▶ [What is expected]: Copy out the listing exactly.

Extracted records
---*---
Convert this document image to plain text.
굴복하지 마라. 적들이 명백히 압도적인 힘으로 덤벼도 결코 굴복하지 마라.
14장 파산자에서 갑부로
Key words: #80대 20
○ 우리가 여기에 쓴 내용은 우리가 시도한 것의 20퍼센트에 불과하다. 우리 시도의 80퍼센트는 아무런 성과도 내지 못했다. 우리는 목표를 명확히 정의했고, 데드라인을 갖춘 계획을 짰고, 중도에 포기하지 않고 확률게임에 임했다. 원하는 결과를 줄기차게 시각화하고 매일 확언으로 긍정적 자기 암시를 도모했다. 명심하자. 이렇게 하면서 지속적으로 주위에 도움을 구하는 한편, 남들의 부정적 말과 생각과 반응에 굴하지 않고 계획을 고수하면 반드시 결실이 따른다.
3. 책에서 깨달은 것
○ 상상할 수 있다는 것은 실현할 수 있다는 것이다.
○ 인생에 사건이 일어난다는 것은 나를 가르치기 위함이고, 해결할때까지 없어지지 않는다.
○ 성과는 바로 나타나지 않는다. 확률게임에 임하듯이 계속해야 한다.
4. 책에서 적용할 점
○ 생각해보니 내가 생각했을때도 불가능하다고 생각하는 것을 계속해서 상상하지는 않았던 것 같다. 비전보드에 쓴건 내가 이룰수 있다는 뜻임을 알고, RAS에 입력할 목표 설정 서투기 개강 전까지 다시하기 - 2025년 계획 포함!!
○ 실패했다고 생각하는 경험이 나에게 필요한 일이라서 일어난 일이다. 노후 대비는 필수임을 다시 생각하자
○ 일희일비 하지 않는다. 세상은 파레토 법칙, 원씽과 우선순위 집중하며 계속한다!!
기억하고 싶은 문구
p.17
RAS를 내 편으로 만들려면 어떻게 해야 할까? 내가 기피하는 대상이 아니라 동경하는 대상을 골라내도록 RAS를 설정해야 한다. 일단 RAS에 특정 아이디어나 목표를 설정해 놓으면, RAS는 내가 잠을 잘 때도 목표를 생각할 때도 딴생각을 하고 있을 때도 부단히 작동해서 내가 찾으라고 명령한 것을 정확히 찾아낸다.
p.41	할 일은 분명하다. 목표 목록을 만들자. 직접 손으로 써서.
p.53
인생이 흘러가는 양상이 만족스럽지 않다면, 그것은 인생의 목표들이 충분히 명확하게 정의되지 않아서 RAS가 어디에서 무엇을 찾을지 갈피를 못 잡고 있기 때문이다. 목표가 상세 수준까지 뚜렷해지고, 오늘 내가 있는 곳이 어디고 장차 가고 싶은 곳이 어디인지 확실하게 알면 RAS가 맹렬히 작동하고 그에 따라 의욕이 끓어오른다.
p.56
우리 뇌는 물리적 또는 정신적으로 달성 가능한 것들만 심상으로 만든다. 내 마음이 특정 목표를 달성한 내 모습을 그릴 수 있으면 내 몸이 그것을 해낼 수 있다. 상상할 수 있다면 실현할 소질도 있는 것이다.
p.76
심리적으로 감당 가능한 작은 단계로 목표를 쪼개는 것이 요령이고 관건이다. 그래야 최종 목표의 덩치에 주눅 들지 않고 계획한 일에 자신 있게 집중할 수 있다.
---*---
▶ [Exercise answer]:
Convert this document image to plain text.
굴복하지 마라. 적들이 명백히 압도적인 힘으로 덤벼도 결코 굴복하지 마라.
14장 파산자에서 갑부로
Key words: #80대 20
○ 우리가 여기에 쓴 내용은 우리가 시도한 것의 20퍼센트에 불과하다. 우리 시도의 80퍼센트는 아무런 성과도 내지 못했다. 우리는 목표를 명확히 정의했고, 데드라인을 갖춘 계획을 짰고, 중도에 포기하지 않고 확률게임에 임했다. 원하는 결과를 줄기차게 시각화하고 매일 확언으로 긍정적 자기 암시를 도모했다. 명심하자. 이렇게 하면서 지속적으로 주위에 도움을 구하는 한편, 남들의 부정적 말과 생각과 반응에 굴하지 않고 계획을 고수하면 반드시 결실이 따른다.
3. 책에서 깨달은 것
○ 상상할 수 있다는 것은 실현할 수 있다는 것이다.
○ 인생에 사건이 일어난다는 것은 나를 가르치기 위함이고, 해결할때까지 없어지지 않는다.
○ 성과는 바로 나타나지 않는다. 확률게임에 임하듯이 계속해야 한다.
4. 책에서 적용할 점
○ 생각해보니 내가 생각했을때도 불가능하다고 생각하는 것을 계속해서 상상하지는 않았던 것 같다. 비전보드에 쓴건 내가 이룰수 있다는 뜻임을 알고, RAS에 입력할 목표 설정 서투기 개강 전까지 다시하기 - 2025년 계획 포함!!
○ 실패했다고 생각하는 경험이 나에게 필요한 일이라서 일어난 일이다. 노후 대비는 필수임을 다시 생각하자
○ 일희일비 하지 않는다. 세상은 파레토 법칙, 원씽과 우선순위 집중하며 계속한다!!
기억하고 싶은 문구
p.17
RAS를 내 편으로 만들려면 어떻게 해야 할까? 내가 기피하는 대상이 아니라 동경하는 대상을 골라내도록 RAS를 설정해야 한다. 일단 RAS에 특정 아이디어나 목표를 설정해 놓으면, RAS는 내가 잠을 잘 때도 목표를 생각할 때도 딴생각을 하고 있을 때도 부단히 작동해서 내가 찾으라고 명령한 것을 정확히 찾아낸다.
p.41	할 일은 분명하다. 목표 목록을 만들자. 직접 손으로 써서.
p.53
인생이 흘러가는 양상이 만족스럽지 않다면, 그것은 인생의 목표들이 충분히 명확하게 정의되지 않아서 RAS가 어디에서 무엇을 찾을지 갈피를 못 잡고 있기 때문이다. 목표가 상세 수준까지 뚜렷해지고, 오늘 내가 있는 곳이 어디고 장차 가고 싶은 곳이 어디인지 확실하게 알면 RAS가 맹렬히 작동하고 그에 따라 의욕이 끓어오른다.
p.56
우리 뇌는 물리적 또는 정신적으로 달성 가능한 것들만 심상으로 만든다. 내 마음이 특정 목표를 달성한 내 모습을 그릴 수 있으면 내 몸이 그것을 해낼 수 있다. 상상할 수 있다면 실현할 소질도 있는 것이다.
p.76
심리적으로 감당 가능한 작은 단계로 목표를 쪼개는 것이 요령이고 관건이다. 그래야 최종 목표의 덩치에 주눅 들지 않고 계획한 일에 자신 있게 집중할 수 있다.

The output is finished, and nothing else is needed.